### やること
• a. 次の記述(i)〜(iii)は、デジタル購読に関する抜粋の内容と合っていますか。それぞれ「はい」か「いいえ」で答え、判断の決め手となる抜粋中の語句をそのまま引用してください。
(i) ニューヨーク・タイムズの購読者数は、2018年第1四半期時点で280万人である。
(ii) ウォール・ストリート・ジャーナルの購読料は8.66ドルである。
(iii) ウォール・ストリート・ジャーナルの月収入は、ニューヨーク・タイムズを下回る。
• b. デジタル購読に関する抜粋を、「Digital subscription revenue」を含む語句から始めて「額」に換算してあるとのこと。」の後までもう一度書き出し、その際「ニューヨーク・タイムズ」を「NYタイムズ」に入れ替えてくれますか。
• c. デジタル購読に関する抜粋について、次の問いに答えてください。
(i) ニューヨーク・タイムズの購読料収入は1カ月あたりいくらですか。
(ii) ウォール・ストリート・ジャーナルの購読者数は何人で、いつの時点の数字ですか。

### 抜粋

■ ■ ■ ■ ■

Digital subscription revenue displacing digital advertising as a core revenue stream | News | FIPP.com
https://www.fipp.com/news/insightnews/digital-subscription-revenue-displacing-digital-advertising
FIPPによればこのモデルで最も購読者を集めているのは「ニューヨーク・タイムズ」で、その数は2018年第1四半期時点で280万人に上ります。購読料は8.66ドル(約970円)で、単純に掛け算をすると、購読料収入は1カ月あたり2424万ドル(約27億円)です。なお、購読料の部分はサイトによって「1週間ごと」「4週間ごと」「1カ月ごと」「半年ごと」「1年ごと」とプランが分かれているので、比較のために「ドル換算したときの月額」に換算してあるとのこと。
ニューヨーク・タイムズに次ぐ購読者数を誇るのが「ウォール・ストリート・ジャーナル」で、138万9000人(2017年第4四半期時点)。なお、購読料は36.99ドル(約4200円)なので、月収入は5137万9110ドル相当(約57億7300万円)とニューヨーク・タイムズを上回ります。

■ ■ ■ ■ ■

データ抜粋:
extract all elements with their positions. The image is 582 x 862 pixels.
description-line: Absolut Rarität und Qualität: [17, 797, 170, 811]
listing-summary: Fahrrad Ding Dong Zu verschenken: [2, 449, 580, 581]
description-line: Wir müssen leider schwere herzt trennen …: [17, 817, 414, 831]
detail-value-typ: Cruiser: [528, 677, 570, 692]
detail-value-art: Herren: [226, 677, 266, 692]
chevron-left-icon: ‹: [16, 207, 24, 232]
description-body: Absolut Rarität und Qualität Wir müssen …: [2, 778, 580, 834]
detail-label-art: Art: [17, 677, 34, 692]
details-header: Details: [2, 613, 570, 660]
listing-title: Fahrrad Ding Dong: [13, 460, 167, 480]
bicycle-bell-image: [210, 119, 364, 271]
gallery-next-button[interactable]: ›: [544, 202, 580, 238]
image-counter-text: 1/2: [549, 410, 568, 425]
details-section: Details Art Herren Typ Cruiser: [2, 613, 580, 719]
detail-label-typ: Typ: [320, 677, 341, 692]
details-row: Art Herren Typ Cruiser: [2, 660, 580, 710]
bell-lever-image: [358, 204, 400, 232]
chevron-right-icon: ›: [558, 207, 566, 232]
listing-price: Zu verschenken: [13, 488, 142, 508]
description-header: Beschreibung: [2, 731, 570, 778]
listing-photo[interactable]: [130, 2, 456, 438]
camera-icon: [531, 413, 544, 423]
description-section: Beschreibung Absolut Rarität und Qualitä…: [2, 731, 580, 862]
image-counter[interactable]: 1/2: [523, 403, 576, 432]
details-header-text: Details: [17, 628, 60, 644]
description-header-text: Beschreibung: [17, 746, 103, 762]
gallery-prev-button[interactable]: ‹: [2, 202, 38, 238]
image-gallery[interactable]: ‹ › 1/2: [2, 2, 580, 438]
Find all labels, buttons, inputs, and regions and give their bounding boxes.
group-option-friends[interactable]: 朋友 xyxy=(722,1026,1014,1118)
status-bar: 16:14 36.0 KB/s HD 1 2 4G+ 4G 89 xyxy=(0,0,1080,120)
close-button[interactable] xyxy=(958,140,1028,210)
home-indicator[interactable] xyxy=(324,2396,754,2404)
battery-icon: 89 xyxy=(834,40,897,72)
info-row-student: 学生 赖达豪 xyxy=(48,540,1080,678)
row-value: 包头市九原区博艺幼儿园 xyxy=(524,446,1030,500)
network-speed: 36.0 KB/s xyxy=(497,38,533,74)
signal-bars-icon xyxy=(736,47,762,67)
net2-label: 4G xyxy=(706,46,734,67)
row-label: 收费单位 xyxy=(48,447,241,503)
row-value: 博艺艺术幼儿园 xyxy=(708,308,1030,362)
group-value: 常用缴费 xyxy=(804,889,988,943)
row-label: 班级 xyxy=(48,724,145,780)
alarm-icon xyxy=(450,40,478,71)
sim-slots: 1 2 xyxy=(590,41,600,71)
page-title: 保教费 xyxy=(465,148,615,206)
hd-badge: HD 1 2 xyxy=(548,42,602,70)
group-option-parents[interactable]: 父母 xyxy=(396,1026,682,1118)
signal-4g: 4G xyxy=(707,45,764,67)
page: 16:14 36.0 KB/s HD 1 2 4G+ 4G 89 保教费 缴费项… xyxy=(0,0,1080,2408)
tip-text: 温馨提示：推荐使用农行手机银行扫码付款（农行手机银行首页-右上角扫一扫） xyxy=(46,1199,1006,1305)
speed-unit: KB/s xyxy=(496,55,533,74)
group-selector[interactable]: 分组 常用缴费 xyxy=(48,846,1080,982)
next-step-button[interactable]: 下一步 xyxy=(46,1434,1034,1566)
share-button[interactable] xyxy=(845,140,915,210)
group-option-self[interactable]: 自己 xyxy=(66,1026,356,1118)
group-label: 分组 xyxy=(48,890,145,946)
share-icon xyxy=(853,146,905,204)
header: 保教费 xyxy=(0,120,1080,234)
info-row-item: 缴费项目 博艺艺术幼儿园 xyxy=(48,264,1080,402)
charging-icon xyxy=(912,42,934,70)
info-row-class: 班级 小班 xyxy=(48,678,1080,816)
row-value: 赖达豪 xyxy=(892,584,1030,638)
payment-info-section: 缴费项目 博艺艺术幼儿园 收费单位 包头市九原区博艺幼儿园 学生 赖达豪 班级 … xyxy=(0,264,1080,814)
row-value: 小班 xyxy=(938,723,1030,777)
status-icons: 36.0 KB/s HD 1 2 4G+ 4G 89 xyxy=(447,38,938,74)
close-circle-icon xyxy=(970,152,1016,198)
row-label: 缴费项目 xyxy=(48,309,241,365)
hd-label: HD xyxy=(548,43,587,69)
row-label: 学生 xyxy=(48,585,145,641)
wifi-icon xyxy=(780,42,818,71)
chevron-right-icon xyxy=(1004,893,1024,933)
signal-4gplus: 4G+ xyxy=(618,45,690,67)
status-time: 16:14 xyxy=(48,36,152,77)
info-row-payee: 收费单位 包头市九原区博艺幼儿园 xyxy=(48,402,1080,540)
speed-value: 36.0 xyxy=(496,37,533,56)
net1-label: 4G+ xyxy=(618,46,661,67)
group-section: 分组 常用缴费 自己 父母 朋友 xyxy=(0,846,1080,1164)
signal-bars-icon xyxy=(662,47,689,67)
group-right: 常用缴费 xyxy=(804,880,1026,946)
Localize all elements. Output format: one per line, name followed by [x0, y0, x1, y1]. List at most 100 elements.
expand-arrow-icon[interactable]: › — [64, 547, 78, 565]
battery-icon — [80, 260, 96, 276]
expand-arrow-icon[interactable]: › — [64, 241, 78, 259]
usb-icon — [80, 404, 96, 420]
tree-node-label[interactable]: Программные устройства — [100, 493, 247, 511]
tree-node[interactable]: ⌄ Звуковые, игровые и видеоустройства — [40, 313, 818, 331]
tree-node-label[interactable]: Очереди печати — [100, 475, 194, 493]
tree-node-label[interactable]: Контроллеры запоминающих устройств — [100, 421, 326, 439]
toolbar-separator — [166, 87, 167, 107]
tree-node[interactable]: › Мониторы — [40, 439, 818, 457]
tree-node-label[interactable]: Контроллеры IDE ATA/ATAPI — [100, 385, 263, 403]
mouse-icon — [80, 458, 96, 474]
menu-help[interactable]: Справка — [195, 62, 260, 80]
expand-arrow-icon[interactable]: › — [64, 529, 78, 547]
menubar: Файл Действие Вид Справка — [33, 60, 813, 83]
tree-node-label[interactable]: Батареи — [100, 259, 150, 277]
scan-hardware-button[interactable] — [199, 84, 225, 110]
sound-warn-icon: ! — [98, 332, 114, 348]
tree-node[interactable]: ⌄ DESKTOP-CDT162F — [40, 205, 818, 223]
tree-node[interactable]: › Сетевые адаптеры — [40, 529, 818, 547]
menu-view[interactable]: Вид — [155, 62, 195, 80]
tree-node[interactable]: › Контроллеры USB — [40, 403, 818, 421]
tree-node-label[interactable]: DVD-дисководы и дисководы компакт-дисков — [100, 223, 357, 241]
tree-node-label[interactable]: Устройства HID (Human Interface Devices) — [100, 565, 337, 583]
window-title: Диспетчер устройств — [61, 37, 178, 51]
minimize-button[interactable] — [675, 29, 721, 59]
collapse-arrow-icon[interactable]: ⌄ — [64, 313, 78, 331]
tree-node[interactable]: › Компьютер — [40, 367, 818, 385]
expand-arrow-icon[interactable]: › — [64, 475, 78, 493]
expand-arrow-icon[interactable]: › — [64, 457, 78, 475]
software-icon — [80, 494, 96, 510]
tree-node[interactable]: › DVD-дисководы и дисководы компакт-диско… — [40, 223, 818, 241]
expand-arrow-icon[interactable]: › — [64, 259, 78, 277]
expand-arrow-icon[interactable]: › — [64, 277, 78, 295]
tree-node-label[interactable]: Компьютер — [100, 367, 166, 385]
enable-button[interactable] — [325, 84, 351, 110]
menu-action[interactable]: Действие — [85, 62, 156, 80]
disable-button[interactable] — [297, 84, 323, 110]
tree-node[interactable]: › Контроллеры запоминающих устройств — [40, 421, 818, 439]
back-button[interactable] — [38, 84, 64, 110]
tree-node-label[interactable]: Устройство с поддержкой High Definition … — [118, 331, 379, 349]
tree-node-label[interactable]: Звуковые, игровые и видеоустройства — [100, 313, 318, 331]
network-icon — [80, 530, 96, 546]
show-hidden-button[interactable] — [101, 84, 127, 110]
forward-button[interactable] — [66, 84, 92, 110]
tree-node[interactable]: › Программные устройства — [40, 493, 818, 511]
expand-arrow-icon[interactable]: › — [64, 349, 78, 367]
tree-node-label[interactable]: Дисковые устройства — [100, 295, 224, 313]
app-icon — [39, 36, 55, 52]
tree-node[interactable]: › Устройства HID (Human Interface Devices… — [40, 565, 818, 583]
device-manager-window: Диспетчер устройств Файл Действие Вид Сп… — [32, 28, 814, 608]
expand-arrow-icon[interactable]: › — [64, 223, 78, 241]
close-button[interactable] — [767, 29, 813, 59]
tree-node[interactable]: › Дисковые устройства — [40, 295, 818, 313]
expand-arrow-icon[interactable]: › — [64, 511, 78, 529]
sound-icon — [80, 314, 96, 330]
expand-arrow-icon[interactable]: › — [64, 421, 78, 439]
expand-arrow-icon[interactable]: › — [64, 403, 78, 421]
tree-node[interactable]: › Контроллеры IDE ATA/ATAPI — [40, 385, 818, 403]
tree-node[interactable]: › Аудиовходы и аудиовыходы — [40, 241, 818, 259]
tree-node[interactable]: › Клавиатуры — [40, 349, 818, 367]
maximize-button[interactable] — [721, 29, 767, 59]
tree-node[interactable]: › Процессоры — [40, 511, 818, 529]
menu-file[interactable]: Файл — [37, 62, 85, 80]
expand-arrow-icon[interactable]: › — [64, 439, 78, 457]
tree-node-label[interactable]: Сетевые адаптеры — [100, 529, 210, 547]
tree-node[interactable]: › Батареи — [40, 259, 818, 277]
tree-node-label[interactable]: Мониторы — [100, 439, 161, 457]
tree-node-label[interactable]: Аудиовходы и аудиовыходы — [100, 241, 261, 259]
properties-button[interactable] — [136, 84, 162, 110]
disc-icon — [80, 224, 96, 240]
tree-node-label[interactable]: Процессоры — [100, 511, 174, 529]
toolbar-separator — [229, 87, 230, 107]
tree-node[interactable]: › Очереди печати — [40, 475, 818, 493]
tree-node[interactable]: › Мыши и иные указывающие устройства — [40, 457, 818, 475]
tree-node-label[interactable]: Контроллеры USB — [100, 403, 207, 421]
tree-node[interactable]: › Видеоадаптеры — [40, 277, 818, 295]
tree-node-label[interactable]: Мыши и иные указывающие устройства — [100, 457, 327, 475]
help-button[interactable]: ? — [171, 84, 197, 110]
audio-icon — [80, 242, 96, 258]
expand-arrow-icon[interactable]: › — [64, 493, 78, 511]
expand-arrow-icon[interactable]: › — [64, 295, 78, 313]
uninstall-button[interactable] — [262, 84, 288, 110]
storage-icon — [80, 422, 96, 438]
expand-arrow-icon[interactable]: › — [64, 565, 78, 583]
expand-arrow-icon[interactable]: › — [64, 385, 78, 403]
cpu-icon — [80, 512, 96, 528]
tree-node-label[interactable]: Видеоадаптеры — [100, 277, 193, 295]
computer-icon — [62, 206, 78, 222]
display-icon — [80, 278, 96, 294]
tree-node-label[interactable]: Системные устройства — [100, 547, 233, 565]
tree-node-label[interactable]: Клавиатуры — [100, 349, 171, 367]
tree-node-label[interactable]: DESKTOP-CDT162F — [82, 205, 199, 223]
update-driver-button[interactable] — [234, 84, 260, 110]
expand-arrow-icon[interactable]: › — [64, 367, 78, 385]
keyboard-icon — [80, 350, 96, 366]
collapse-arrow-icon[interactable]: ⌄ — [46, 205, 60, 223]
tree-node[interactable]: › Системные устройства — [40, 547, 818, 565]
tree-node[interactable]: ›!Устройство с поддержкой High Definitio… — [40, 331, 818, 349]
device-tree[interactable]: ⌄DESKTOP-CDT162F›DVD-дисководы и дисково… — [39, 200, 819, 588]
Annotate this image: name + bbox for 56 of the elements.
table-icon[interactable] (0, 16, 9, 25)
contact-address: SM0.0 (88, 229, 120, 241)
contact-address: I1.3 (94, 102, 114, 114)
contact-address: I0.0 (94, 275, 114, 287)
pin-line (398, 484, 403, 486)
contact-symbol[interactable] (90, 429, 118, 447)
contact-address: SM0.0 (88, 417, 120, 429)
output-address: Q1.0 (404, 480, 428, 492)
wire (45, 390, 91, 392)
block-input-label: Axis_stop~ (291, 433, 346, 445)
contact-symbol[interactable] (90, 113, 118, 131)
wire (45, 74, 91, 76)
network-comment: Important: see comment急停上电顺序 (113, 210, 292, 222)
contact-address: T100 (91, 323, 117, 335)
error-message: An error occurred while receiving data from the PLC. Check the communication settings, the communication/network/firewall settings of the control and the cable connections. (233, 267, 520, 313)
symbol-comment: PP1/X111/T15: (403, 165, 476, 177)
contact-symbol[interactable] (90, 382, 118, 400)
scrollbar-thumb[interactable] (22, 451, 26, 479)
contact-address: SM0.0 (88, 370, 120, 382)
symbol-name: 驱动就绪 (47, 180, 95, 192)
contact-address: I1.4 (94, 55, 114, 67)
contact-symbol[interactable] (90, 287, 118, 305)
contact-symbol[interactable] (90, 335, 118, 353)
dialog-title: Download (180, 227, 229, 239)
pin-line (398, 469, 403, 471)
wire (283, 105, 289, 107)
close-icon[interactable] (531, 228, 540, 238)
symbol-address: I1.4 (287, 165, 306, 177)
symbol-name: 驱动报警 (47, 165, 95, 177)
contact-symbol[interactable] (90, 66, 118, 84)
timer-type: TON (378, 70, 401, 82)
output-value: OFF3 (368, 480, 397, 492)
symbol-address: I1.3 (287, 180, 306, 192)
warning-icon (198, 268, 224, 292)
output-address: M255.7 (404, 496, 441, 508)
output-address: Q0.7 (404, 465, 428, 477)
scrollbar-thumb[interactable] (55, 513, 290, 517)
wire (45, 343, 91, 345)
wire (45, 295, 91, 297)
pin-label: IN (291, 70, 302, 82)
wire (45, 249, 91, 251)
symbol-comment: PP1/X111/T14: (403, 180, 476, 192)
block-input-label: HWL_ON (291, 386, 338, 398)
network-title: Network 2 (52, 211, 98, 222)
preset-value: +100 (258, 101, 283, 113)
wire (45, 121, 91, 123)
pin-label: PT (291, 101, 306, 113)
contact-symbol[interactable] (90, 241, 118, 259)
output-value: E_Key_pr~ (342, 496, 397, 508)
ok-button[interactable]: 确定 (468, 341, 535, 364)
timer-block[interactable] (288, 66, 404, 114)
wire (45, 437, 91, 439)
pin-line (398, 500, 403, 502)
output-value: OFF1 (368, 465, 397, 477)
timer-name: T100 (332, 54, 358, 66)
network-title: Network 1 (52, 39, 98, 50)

■ ■ ■ ■ ■

### 出力一覧
• a.
(i) はい。「その数は2018年第1四半期時点で280万人に上ります」
(ii) いいえ。「購読料は36.99ドル(約4200円)」
(iii) いいえ。「ニューヨーク・タイムズを上回ります」

• b.
Digital subscription revenue displacing digital advertising as a core revenue stream | News | FIPP.com
https://www.fipp.com/news/insightnews/digital-subscription-revenue-displacing-digital-advertising
FIPPによればこのモデルで最も購読者を集めているのは「NYタイムズ」で、その数は2018年第1四半期時点で280万人に上ります。購読料は8.66ドル(約970円)で、単純に掛け算をすると、購読料収入は1カ月あたり2424万ドル(約27億円)です。なお、購読料の部分はサイトによって「1週間ごと」「4週間ごと」「1カ月ごと」「半年ごと」「1年ごと」とプランが分かれているので、比較のために「ドル換算したときの月額」に換算してあるとのこと。

• c.
(i) 2424万ドル(約27億円)
(ii) 138万9000人で、2017年第4四半期時点の数字